== YOUR TASK ==
Lines that hold the word "text" should be located and copied.

Stored items
+ + + + +

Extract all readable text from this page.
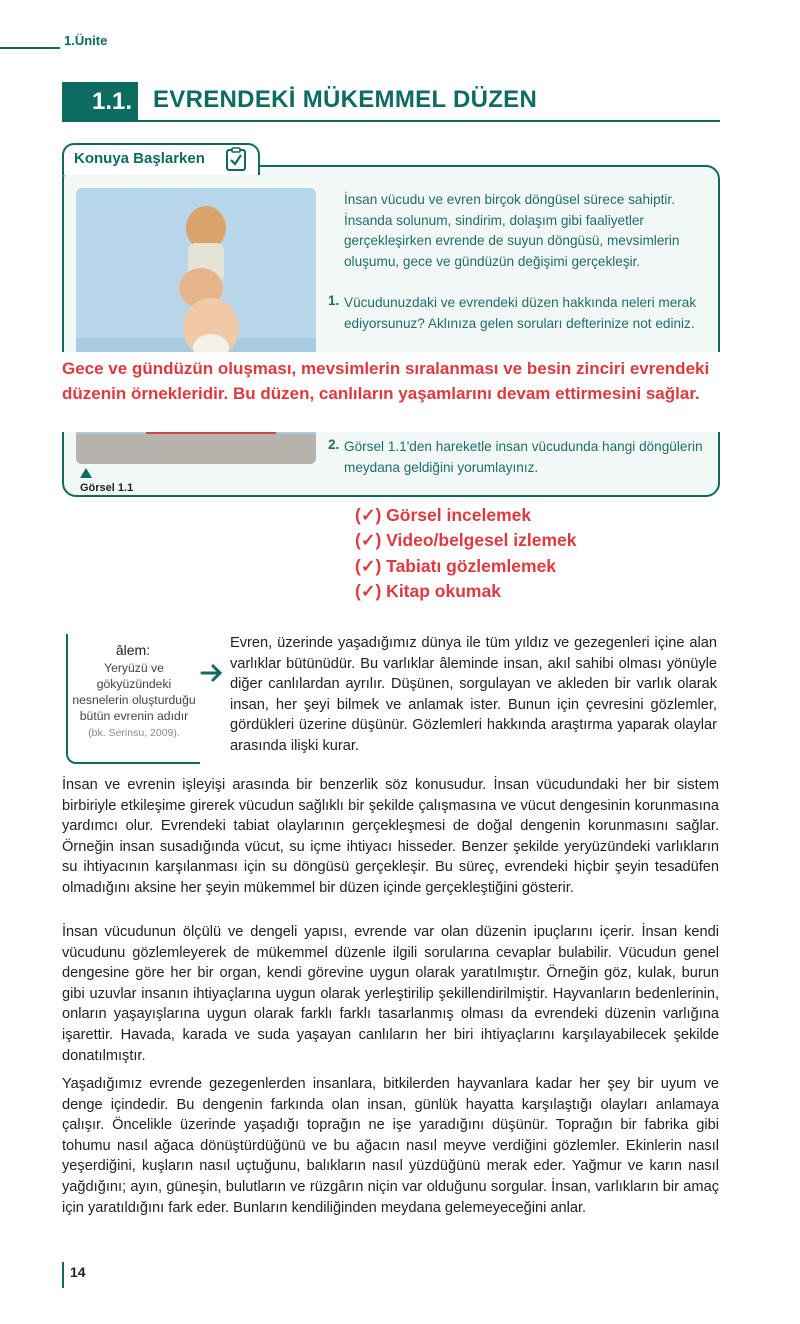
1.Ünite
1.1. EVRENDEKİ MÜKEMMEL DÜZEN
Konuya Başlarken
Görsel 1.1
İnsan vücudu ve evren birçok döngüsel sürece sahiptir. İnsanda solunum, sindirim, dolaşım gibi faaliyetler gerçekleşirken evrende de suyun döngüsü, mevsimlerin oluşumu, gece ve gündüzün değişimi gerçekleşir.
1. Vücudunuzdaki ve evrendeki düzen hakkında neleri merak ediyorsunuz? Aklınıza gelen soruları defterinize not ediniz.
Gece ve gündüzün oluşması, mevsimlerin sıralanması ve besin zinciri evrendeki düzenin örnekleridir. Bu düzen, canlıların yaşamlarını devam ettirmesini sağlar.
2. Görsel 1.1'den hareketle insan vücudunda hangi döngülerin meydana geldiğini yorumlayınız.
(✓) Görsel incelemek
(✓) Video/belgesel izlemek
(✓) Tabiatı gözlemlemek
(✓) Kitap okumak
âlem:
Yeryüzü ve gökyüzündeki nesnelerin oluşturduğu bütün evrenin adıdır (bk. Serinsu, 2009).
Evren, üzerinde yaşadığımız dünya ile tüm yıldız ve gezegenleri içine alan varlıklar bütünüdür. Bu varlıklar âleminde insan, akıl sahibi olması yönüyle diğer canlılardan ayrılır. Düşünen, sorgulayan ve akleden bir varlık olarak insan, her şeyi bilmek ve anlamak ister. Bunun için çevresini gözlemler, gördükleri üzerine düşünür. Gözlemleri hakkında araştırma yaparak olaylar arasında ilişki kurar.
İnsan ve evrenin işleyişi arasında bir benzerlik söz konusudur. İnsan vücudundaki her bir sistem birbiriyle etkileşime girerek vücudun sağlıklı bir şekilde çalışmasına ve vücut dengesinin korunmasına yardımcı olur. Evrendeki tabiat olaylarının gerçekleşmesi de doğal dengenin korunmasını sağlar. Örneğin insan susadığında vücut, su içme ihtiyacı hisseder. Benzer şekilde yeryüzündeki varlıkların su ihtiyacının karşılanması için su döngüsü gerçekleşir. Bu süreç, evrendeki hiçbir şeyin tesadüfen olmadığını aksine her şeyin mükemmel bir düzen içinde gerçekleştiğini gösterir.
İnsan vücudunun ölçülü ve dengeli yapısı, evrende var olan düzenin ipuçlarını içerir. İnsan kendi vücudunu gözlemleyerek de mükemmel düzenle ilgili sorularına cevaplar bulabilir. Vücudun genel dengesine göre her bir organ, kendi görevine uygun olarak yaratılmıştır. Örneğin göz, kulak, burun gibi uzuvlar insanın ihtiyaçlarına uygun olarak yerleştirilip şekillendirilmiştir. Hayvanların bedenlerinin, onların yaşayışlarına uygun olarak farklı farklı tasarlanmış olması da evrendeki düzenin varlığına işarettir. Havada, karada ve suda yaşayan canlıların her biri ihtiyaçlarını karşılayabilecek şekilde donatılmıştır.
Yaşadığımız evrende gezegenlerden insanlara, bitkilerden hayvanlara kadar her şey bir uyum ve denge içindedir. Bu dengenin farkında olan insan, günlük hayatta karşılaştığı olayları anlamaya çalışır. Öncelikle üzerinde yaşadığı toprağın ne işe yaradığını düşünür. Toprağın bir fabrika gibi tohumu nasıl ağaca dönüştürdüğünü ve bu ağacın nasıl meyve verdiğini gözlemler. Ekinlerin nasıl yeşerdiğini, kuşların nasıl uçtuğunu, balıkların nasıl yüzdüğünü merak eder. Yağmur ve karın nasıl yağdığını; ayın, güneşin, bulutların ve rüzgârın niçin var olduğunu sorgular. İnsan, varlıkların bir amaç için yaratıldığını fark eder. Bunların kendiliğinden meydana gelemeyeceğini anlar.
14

+ + + + +

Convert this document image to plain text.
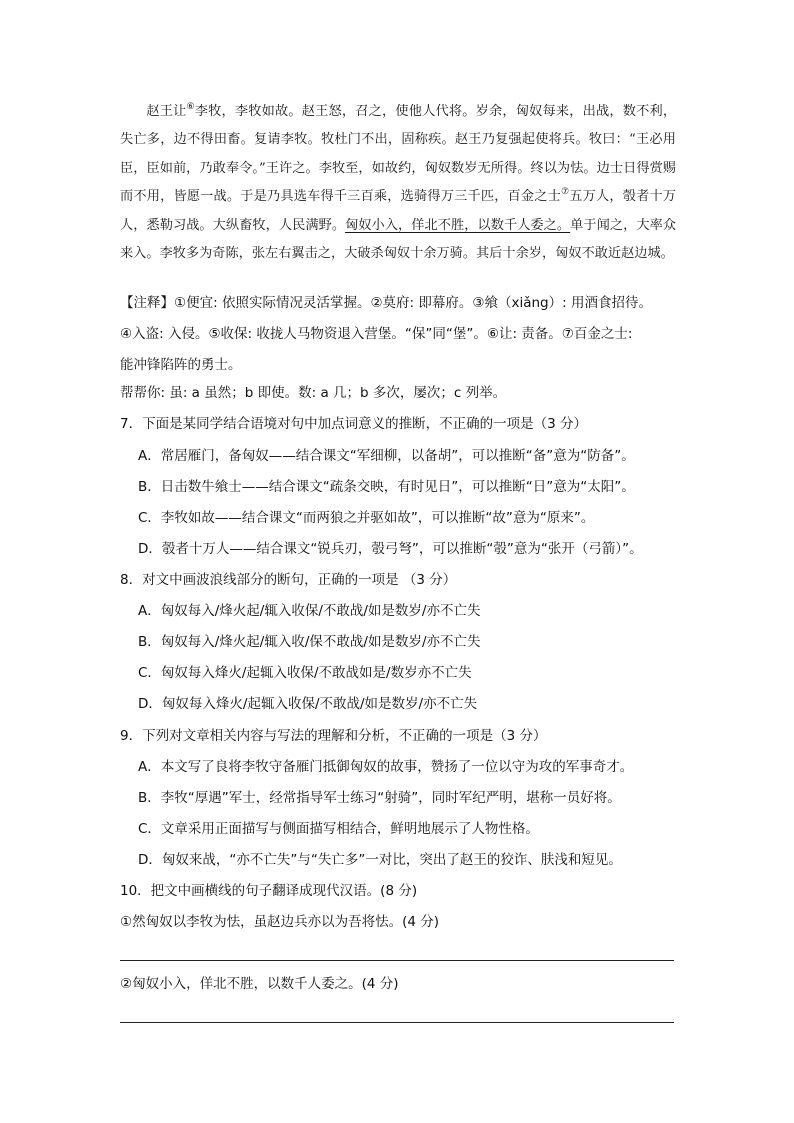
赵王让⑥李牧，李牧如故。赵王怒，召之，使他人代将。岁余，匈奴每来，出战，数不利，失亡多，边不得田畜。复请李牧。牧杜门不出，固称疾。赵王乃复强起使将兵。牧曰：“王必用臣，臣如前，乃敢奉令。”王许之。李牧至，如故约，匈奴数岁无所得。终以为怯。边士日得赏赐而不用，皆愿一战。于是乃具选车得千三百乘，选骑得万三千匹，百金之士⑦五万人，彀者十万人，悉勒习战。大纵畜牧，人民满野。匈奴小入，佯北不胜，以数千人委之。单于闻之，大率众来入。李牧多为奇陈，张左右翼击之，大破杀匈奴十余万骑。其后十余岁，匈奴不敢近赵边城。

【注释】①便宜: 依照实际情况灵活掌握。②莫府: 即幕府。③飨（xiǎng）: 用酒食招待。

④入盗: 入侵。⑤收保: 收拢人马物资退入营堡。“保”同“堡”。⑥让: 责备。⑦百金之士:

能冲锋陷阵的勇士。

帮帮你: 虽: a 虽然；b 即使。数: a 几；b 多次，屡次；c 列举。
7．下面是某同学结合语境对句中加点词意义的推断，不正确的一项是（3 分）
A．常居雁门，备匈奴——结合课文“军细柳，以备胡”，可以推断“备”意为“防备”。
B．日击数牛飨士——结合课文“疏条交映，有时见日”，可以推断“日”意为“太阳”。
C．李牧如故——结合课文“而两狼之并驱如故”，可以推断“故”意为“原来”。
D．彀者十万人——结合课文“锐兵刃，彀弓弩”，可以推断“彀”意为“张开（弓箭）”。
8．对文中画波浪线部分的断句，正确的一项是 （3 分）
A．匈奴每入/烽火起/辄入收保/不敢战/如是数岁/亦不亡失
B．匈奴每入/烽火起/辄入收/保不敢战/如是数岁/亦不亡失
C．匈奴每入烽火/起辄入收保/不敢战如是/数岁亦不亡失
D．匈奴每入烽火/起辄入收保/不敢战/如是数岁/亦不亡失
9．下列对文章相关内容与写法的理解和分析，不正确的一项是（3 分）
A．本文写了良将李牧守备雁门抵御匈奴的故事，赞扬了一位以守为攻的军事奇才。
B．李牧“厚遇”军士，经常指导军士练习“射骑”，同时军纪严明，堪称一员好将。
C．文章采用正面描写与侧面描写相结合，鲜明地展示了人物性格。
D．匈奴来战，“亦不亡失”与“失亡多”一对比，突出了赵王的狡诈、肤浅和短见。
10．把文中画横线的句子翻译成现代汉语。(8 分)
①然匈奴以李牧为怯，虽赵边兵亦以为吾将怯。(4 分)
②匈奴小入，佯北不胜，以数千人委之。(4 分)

+ + + + +

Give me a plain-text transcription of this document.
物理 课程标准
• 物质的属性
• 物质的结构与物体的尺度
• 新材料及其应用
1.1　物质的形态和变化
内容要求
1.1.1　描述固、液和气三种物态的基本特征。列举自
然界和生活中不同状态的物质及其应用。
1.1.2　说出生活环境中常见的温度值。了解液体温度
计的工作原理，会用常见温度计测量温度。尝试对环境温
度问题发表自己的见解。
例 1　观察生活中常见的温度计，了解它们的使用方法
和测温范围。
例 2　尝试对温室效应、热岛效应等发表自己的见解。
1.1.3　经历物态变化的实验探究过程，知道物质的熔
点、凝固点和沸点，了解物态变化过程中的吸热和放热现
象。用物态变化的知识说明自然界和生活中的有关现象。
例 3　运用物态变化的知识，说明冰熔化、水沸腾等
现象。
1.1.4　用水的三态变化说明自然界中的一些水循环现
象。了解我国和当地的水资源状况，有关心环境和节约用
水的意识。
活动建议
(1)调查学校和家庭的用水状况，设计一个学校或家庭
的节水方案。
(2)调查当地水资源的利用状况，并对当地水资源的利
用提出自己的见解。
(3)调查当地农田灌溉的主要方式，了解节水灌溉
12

+ + + + +

== ANSWER FOR THE TASK ==
Extract all readable text from this page.
Convert this document image to plain text.
Give me a plain-text transcription of this document.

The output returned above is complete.